■ Input rows:
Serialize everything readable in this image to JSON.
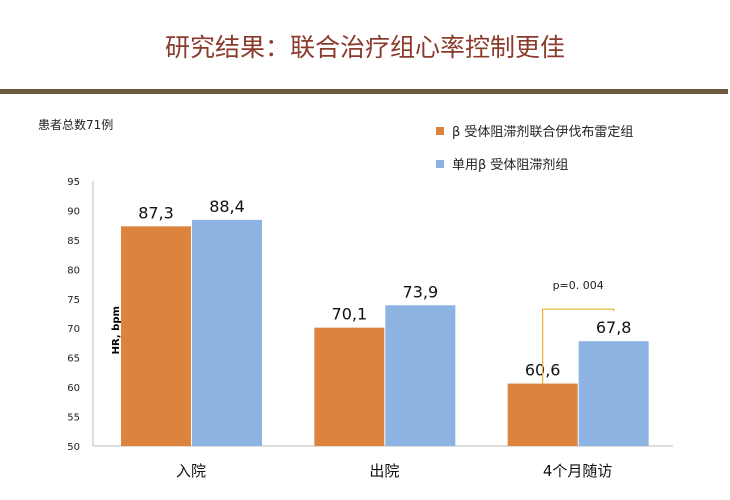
{
  "title": "研究结果：联合治疗组心率控制更佳",
  "note": "患者总数71例",
  "chart_data": {
    "type": "bar",
    "categories": [
      "入院",
      "出院",
      "4个月随访"
    ],
    "series": [
      {
        "name": "β 受体阻滞剂联合伊伐布雷定组",
        "values": [
          87.3,
          70.1,
          60.6
        ],
        "labels": [
          "87,3",
          "70,1",
          "60,6"
        ],
        "color": "#dc843e"
      },
      {
        "name": "单用β 受体阻滞剂组",
        "values": [
          88.4,
          73.9,
          67.8
        ],
        "labels": [
          "88,4",
          "73,9",
          "67,8"
        ],
        "color": "#8db3e2"
      }
    ],
    "ylabel": "HR, bpm",
    "ylim": [
      50,
      95
    ],
    "yticks": [
      50,
      55,
      60,
      65,
      70,
      75,
      80,
      85,
      90,
      95
    ],
    "grid": false,
    "legend_position": "top-right",
    "annotations": [
      {
        "text": "p=0. 004",
        "category": "4个月随访"
      }
    ]
  }
}
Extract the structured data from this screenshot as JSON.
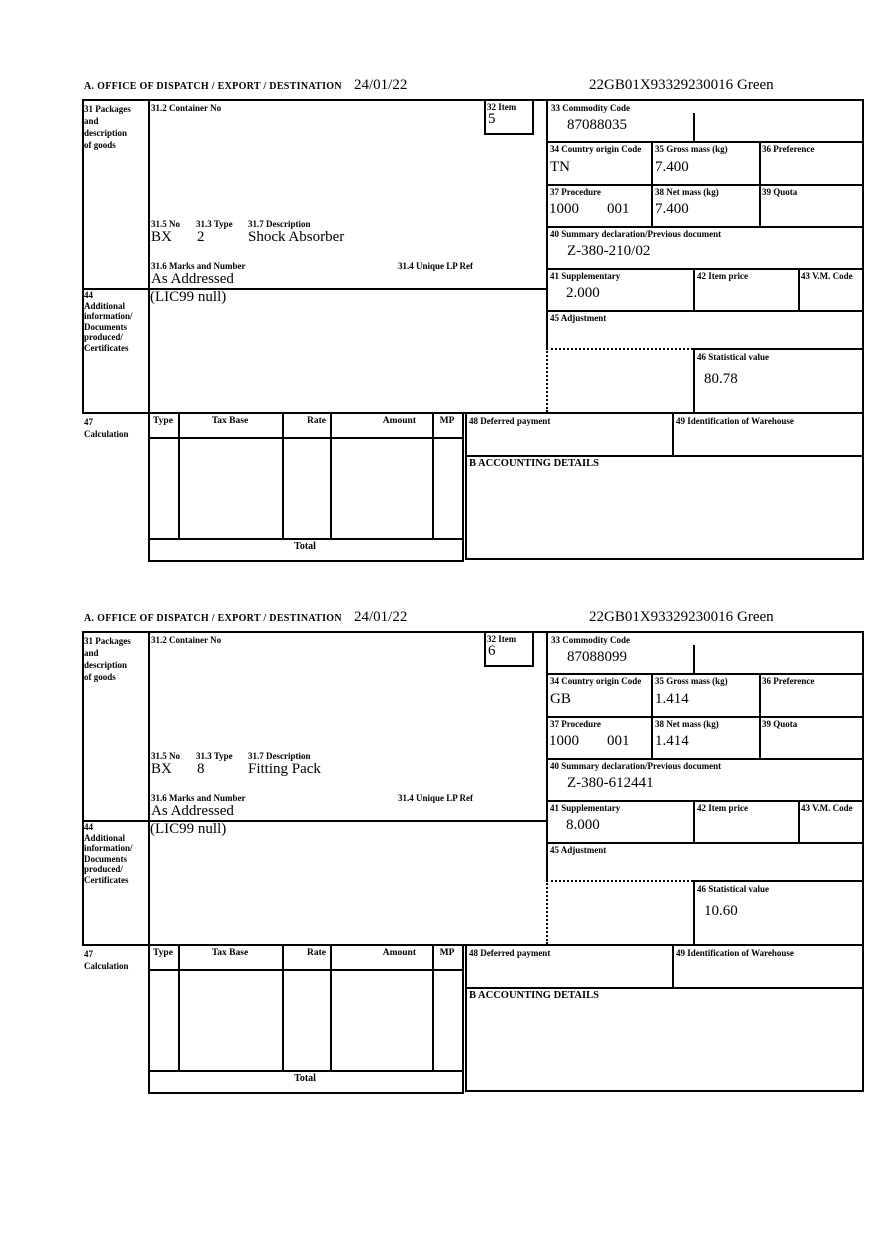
{
  "header": {
    "office": "A.  OFFICE OF DISPATCH / EXPORT / DESTINATION",
    "date": "24/01/22",
    "mrn": "22GB01X93329230016",
    "routing": "Green"
  },
  "labels": {
    "box31_side": "31 Packages\nand\ndescription\nof goods",
    "container": "31.2 Container No",
    "no": "31.5 No",
    "type": "31.3 Type",
    "description": "31.7 Description",
    "marks": "31.6 Marks and Number",
    "lp_ref": "31.4 Unique LP Ref",
    "item": "32 Item",
    "commodity": "33 Commodity Code",
    "origin": "34 Country origin Code",
    "gross": "35 Gross mass (kg)",
    "preference": "36 Preference",
    "procedure": "37 Procedure",
    "net": "38 Net mass (kg)",
    "quota": "39 Quota",
    "summary": "40 Summary declaration/Previous document",
    "supplementary": "41 Supplementary",
    "item_price": "42 Item price",
    "vm_code": "43 V.M. Code",
    "box44_side": "44\nAdditional\ninformation/\nDocuments\nproduced/\nCertificates",
    "adjustment": "45 Adjustment",
    "statistical": "46 Statistical value",
    "box47_side": "47\nCalculation",
    "col_type": "Type",
    "col_tax_base": "Tax Base",
    "col_rate": "Rate",
    "col_amount": "Amount",
    "col_mp": "MP",
    "total": "Total",
    "deferred": "48 Deferred payment",
    "warehouse": "49 Identification of Warehouse",
    "accounting": "B ACCOUNTING DETAILS"
  },
  "sections": [
    {
      "item_no": "5",
      "commodity_code": "87088035",
      "origin_code": "TN",
      "gross_mass": "7.400",
      "procedure_a": "1000",
      "procedure_b": "001",
      "net_mass": "7.400",
      "previous_document": "Z-380-210/02",
      "supplementary_units": "2.000",
      "package_kind": "BX",
      "package_count": "2",
      "goods_description": "Shock Absorber",
      "marks_value": "As Addressed",
      "additional_information": "(LIC99 null)",
      "statistical_value": "80.78"
    },
    {
      "item_no": "6",
      "commodity_code": "87088099",
      "origin_code": "GB",
      "gross_mass": "1.414",
      "procedure_a": "1000",
      "procedure_b": "001",
      "net_mass": "1.414",
      "previous_document": "Z-380-612441",
      "supplementary_units": "8.000",
      "package_kind": "BX",
      "package_count": "8",
      "goods_description": "Fitting Pack",
      "marks_value": "As Addressed",
      "additional_information": "(LIC99 null)",
      "statistical_value": "10.60"
    }
  ]
}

■ Exercise aim: Copy all the data exactly as written, but skip any picture.

■ Answer to the problem:
Serialize everything readable in this image to JSON.
{
  "title": "研究结果：联合治疗组心率控制更佳",
  "note": "患者总数71例",
  "chart_data": {
    "type": "bar",
    "categories": [
      "入院",
      "出院",
      "4个月随访"
    ],
    "series": [
      {
        "name": "β 受体阻滞剂联合伊伐布雷定组",
        "values": [
          87.3,
          70.1,
          60.6
        ],
        "labels": [
          "87,3",
          "70,1",
          "60,6"
        ],
        "color": "#dc843e"
      },
      {
        "name": "单用β 受体阻滞剂组",
        "values": [
          88.4,
          73.9,
          67.8
        ],
        "labels": [
          "88,4",
          "73,9",
          "67,8"
        ],
        "color": "#8db3e2"
      }
    ],
    "ylabel": "HR, bpm",
    "ylim": [
      50,
      95
    ],
    "yticks": [
      50,
      55,
      60,
      65,
      70,
      75,
      80,
      85,
      90,
      95
    ],
    "grid": false,
    "legend_position": "top-right",
    "annotations": [
      {
        "text": "p=0. 004",
        "category": "4个月随访"
      }
    ]
  }
}
Extract the structured data from this screenshot as JSON.
{
  "header": {
    "office": "A.  OFFICE OF DISPATCH / EXPORT / DESTINATION",
    "date": "24/01/22",
    "mrn": "22GB01X93329230016",
    "routing": "Green"
  },
  "labels": {
    "box31_side": "31 Packages\nand\ndescription\nof goods",
    "container": "31.2 Container No",
    "no": "31.5 No",
    "type": "31.3 Type",
    "description": "31.7 Description",
    "marks": "31.6 Marks and Number",
    "lp_ref": "31.4 Unique LP Ref",
    "item": "32 Item",
    "commodity": "33 Commodity Code",
    "origin": "34 Country origin Code",
    "gross": "35 Gross mass (kg)",
    "preference": "36 Preference",
    "procedure": "37 Procedure",
    "net": "38 Net mass (kg)",
    "quota": "39 Quota",
    "summary": "40 Summary declaration/Previous document",
    "supplementary": "41 Supplementary",
    "item_price": "42 Item price",
    "vm_code": "43 V.M. Code",
    "box44_side": "44\nAdditional\ninformation/\nDocuments\nproduced/\nCertificates",
    "adjustment": "45 Adjustment",
    "statistical": "46 Statistical value",
    "box47_side": "47\nCalculation",
    "col_type": "Type",
    "col_tax_base": "Tax Base",
    "col_rate": "Rate",
    "col_amount": "Amount",
    "col_mp": "MP",
    "total": "Total",
    "deferred": "48 Deferred payment",
    "warehouse": "49 Identification of Warehouse",
    "accounting": "B ACCOUNTING DETAILS"
  },
  "sections": [
    {
      "item_no": "5",
      "commodity_code": "87088035",
      "origin_code": "TN",
      "gross_mass": "7.400",
      "procedure_a": "1000",
      "procedure_b": "001",
      "net_mass": "7.400",
      "previous_document": "Z-380-210/02",
      "supplementary_units": "2.000",
      "package_kind": "BX",
      "package_count": "2",
      "goods_description": "Shock Absorber",
      "marks_value": "As Addressed",
      "additional_information": "(LIC99 null)",
      "statistical_value": "80.78"
    },
    {
      "item_no": "6",
      "commodity_code": "87088099",
      "origin_code": "GB",
      "gross_mass": "1.414",
      "procedure_a": "1000",
      "procedure_b": "001",
      "net_mass": "1.414",
      "previous_document": "Z-380-612441",
      "supplementary_units": "8.000",
      "package_kind": "BX",
      "package_count": "8",
      "goods_description": "Fitting Pack",
      "marks_value": "As Addressed",
      "additional_information": "(LIC99 null)",
      "statistical_value": "10.60"
    }
  ]
}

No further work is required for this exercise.